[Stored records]
* * * *
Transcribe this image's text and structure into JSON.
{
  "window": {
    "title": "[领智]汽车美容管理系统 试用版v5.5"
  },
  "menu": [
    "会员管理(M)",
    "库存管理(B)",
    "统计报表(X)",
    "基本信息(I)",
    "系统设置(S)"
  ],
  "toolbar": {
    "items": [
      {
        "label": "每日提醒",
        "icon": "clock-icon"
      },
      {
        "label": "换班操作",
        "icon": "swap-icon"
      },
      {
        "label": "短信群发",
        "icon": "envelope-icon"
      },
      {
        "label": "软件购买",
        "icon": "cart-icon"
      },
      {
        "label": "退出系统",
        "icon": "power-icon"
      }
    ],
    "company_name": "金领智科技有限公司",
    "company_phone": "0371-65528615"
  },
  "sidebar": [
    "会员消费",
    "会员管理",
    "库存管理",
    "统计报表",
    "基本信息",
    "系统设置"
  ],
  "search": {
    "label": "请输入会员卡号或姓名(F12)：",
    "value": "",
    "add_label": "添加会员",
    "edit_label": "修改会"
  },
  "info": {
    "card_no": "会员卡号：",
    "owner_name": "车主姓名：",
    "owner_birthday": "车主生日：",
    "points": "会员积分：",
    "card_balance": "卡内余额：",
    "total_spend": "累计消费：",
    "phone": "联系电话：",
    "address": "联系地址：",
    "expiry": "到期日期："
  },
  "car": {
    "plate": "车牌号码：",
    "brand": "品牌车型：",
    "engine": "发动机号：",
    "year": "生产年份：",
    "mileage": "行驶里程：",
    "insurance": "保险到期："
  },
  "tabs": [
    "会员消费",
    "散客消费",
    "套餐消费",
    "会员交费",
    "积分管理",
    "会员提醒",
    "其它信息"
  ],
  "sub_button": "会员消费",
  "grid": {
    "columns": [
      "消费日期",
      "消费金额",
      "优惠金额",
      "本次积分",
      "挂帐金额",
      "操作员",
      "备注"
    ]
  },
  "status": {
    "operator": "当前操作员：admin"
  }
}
* * * *
● WORK TO BE COMPLETED:
Using the data above, output each line exactly.

● FULL RESPONSE:
Transcribe this image's text and structure into JSON.
{
  "window": {
    "title": "[领智]汽车美容管理系统 试用版v5.5"
  },
  "menu": [
    "会员管理(M)",
    "库存管理(B)",
    "统计报表(X)",
    "基本信息(I)",
    "系统设置(S)"
  ],
  "toolbar": {
    "items": [
      {
        "label": "每日提醒",
        "icon": "clock-icon"
      },
      {
        "label": "换班操作",
        "icon": "swap-icon"
      },
      {
        "label": "短信群发",
        "icon": "envelope-icon"
      },
      {
        "label": "软件购买",
        "icon": "cart-icon"
      },
      {
        "label": "退出系统",
        "icon": "power-icon"
      }
    ],
    "company_name": "金领智科技有限公司",
    "company_phone": "0371-65528615"
  },
  "sidebar": [
    "会员消费",
    "会员管理",
    "库存管理",
    "统计报表",
    "基本信息",
    "系统设置"
  ],
  "search": {
    "label": "请输入会员卡号或姓名(F12)：",
    "value": "",
    "add_label": "添加会员",
    "edit_label": "修改会"
  },
  "info": {
    "card_no": "会员卡号：",
    "owner_name": "车主姓名：",
    "owner_birthday": "车主生日：",
    "points": "会员积分：",
    "card_balance": "卡内余额：",
    "total_spend": "累计消费：",
    "phone": "联系电话：",
    "address": "联系地址：",
    "expiry": "到期日期："
  },
  "car": {
    "plate": "车牌号码：",
    "brand": "品牌车型：",
    "engine": "发动机号：",
    "year": "生产年份：",
    "mileage": "行驶里程：",
    "insurance": "保险到期："
  },
  "tabs": [
    "会员消费",
    "散客消费",
    "套餐消费",
    "会员交费",
    "积分管理",
    "会员提醒",
    "其它信息"
  ],
  "sub_button": "会员消费",
  "grid": {
    "columns": [
      "消费日期",
      "消费金额",
      "优惠金额",
      "本次积分",
      "挂帐金额",
      "操作员",
      "备注"
    ]
  },
  "status": {
    "operator": "当前操作员：admin"
  }
}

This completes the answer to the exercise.